Track down every line below that holds "dans" and copy it.

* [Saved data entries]
■ ■ ■ ■ ■ ■ ■
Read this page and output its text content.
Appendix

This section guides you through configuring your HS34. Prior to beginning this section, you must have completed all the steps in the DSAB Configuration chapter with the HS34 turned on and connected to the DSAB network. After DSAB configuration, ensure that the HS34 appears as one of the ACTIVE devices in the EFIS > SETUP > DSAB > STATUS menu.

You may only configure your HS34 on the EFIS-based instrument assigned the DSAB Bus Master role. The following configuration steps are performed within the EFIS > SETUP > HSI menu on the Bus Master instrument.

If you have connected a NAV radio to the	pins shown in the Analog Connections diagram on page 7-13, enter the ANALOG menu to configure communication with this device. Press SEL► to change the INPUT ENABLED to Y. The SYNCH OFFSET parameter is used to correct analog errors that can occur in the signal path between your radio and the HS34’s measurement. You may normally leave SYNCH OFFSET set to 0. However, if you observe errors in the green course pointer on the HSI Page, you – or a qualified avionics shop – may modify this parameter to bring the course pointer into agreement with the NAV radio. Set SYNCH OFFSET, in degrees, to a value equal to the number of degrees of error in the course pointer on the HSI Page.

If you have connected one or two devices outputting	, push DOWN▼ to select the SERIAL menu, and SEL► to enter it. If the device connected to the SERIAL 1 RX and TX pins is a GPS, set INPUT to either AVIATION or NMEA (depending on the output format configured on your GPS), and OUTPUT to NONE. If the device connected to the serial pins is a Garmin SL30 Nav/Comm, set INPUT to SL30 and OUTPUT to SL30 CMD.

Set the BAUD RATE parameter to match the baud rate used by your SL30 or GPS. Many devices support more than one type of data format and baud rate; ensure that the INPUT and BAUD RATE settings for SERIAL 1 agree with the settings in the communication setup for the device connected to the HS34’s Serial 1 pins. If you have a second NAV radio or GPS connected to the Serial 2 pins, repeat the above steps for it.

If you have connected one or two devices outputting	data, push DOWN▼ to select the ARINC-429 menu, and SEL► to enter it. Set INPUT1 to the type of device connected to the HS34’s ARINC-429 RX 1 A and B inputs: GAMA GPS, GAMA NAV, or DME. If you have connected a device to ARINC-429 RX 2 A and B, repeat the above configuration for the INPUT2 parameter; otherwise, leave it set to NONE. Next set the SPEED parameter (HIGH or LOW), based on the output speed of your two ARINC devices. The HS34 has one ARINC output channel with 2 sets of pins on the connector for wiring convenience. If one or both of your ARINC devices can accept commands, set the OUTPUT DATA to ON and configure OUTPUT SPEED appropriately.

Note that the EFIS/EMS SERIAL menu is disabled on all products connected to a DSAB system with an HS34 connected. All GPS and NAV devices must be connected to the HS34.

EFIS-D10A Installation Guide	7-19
■ ■ ■ ■ ■ ■ ■
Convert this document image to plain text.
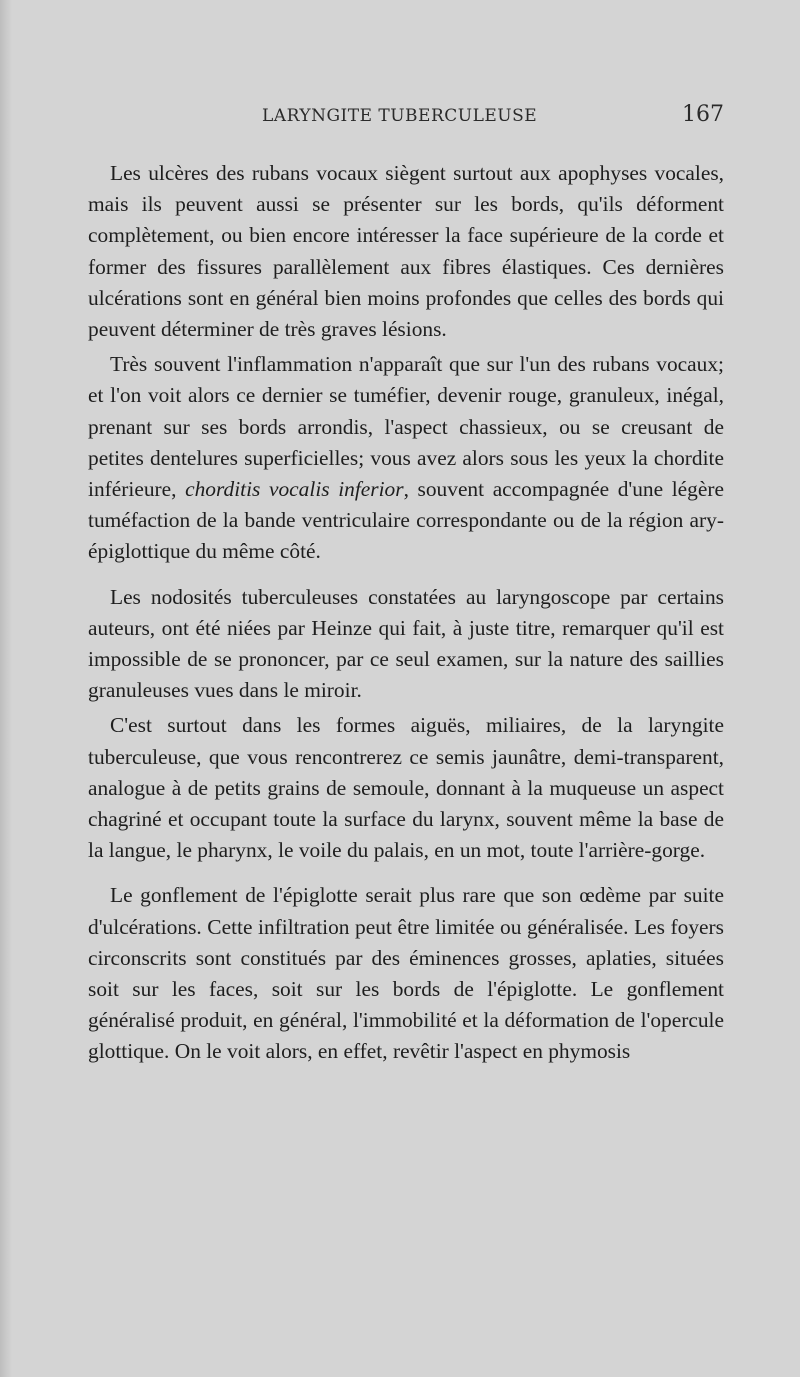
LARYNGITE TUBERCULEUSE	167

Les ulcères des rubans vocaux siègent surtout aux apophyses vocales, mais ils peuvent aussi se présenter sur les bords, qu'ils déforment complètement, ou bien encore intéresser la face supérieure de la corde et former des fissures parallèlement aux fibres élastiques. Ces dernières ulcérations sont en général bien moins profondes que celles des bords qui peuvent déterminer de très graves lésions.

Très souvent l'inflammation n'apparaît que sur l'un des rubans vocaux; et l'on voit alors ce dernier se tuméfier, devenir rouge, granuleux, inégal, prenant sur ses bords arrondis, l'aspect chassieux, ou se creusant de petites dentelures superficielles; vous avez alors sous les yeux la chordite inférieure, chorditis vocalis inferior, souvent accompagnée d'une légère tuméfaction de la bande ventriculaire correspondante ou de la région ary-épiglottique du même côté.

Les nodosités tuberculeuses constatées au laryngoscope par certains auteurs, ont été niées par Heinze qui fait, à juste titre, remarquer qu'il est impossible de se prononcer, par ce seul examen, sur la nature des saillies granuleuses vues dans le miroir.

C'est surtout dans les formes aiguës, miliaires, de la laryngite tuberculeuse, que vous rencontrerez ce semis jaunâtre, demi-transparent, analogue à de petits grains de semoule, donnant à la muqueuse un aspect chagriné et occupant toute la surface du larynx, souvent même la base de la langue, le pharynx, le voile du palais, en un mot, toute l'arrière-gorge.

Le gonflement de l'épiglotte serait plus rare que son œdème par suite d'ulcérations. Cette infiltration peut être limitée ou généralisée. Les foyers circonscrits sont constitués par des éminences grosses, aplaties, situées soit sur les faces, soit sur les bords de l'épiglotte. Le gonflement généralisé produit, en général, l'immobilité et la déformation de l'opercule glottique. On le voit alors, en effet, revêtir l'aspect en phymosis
■ ■ ■ ■ ■ ■ ■
* [Exercise result]
Les nodosités tuberculeuses constatées au laryngoscope par certains auteurs, ont été niées par Heinze qui fait, à juste titre, remarquer qu'il est impossible de se prononcer, par ce seul examen, sur la nature des saillies granuleuses vues dans le miroir.
C'est surtout dans les formes aiguës, miliaires, de la laryngite tuberculeuse, que vous rencontrerez ce semis jaunâtre, demi-transparent, analogue à de petits grains de semoule, donnant à la muqueuse un aspect chagriné et occupant toute la surface du larynx, souvent même la base de la langue, le pharynx, le voile du palais, en un mot, toute l'arrière-gorge.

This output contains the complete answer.